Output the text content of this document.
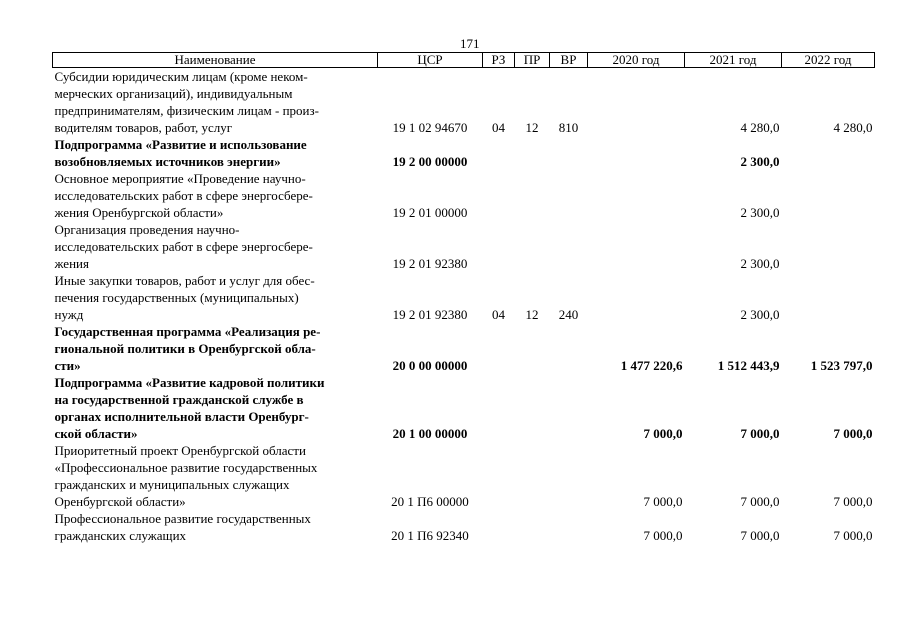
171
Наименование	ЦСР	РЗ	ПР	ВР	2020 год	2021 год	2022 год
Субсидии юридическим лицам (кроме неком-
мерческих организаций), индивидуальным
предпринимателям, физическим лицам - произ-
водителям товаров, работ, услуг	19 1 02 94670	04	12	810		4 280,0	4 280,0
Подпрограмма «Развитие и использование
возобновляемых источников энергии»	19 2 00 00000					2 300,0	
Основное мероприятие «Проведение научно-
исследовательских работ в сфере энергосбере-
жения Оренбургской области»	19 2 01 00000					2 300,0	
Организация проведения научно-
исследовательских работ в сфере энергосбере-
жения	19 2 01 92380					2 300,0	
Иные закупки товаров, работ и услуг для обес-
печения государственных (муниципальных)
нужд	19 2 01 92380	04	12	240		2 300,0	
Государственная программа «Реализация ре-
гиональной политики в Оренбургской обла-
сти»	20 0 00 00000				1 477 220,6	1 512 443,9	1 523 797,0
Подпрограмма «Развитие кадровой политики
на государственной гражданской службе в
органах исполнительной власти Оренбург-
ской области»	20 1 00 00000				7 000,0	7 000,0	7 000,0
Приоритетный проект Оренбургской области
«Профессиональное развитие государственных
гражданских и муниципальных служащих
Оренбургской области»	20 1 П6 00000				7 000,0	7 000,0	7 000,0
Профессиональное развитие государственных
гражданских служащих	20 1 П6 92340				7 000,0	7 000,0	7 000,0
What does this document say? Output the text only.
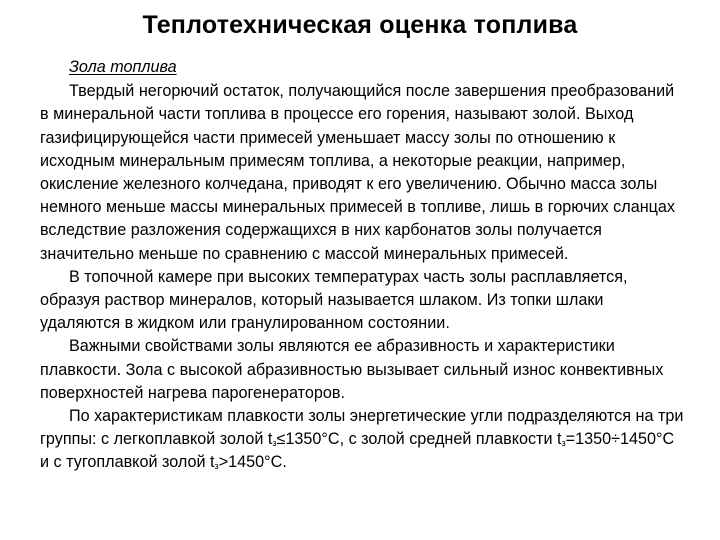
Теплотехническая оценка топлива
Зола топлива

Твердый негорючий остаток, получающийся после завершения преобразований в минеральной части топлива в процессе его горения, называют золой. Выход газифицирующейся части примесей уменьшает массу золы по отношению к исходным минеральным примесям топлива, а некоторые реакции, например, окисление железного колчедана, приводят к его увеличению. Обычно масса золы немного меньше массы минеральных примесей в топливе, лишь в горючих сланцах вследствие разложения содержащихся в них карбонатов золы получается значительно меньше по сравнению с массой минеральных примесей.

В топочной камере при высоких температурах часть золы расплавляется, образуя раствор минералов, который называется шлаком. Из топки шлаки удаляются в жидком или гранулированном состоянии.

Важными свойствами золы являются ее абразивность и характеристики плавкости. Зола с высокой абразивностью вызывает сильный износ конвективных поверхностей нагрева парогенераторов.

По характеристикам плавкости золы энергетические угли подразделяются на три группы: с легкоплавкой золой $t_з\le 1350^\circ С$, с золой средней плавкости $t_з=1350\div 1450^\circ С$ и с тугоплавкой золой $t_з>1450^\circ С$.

* * *

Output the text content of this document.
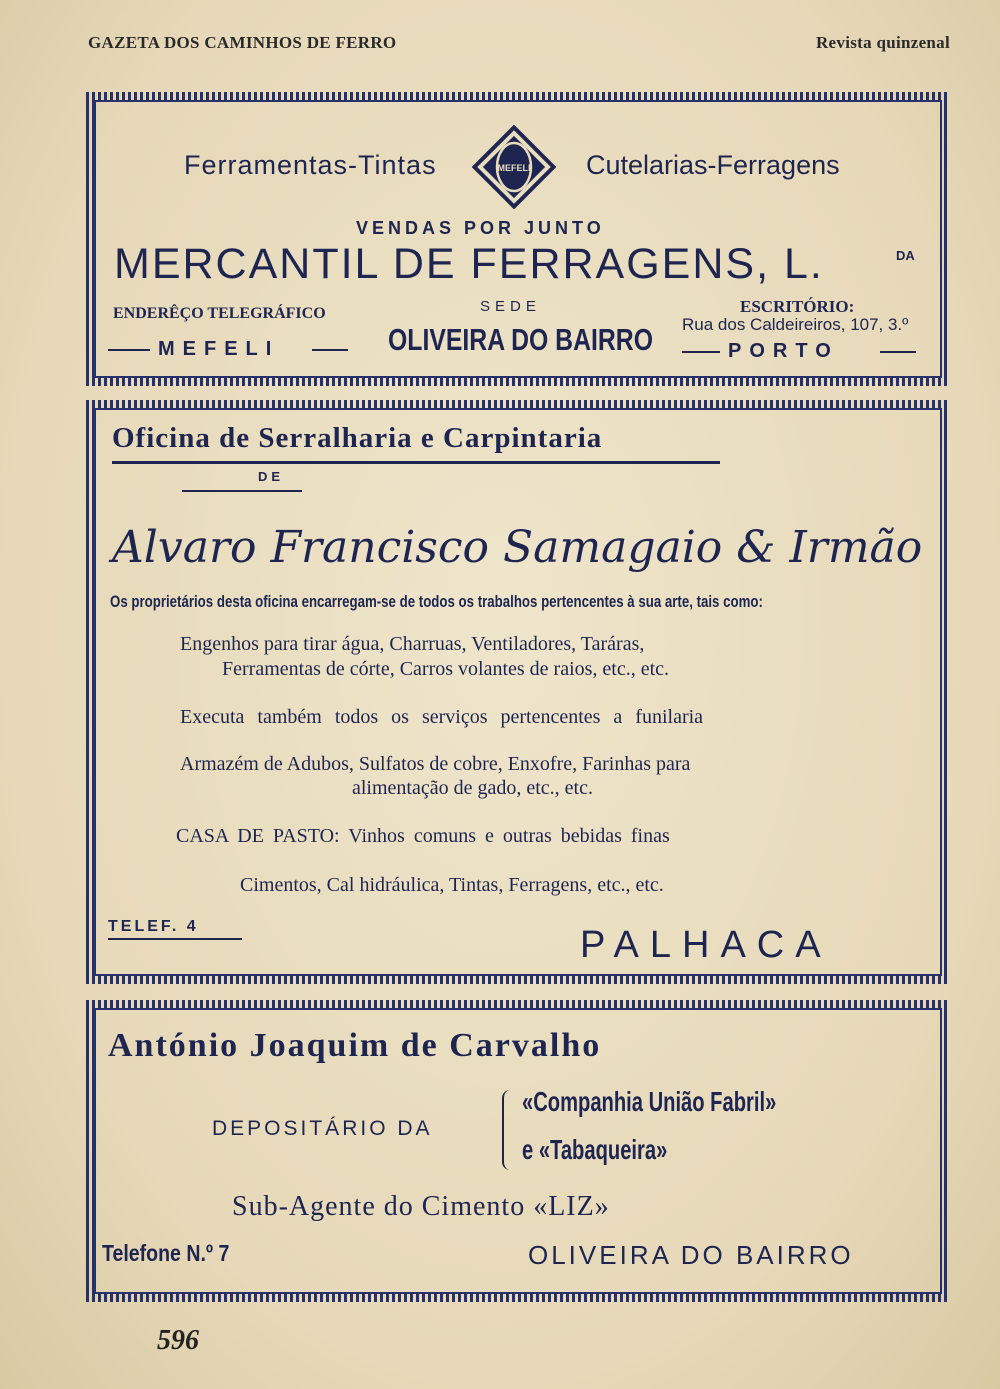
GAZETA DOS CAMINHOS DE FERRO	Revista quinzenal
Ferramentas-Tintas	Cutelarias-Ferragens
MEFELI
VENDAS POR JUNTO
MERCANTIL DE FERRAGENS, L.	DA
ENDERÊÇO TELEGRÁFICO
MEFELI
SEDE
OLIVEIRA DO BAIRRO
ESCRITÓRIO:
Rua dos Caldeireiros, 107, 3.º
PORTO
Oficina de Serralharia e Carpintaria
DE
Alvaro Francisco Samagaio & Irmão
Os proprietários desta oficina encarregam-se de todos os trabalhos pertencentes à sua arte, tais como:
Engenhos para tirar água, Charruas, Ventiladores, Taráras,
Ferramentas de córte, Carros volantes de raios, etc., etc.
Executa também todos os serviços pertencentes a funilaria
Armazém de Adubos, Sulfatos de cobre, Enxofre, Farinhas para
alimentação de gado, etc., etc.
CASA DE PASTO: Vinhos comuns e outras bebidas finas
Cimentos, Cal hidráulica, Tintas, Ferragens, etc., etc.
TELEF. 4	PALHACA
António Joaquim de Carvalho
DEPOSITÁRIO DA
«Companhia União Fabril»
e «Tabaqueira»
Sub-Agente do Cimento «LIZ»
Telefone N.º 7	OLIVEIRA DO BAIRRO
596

▸ **What is needed**
Copy out all lines where the word "BAIRRO" appears.

▸ **Task response**
OLIVEIRA DO BAIRRO
Telefone N.º 7	OLIVEIRA DO BAIRRO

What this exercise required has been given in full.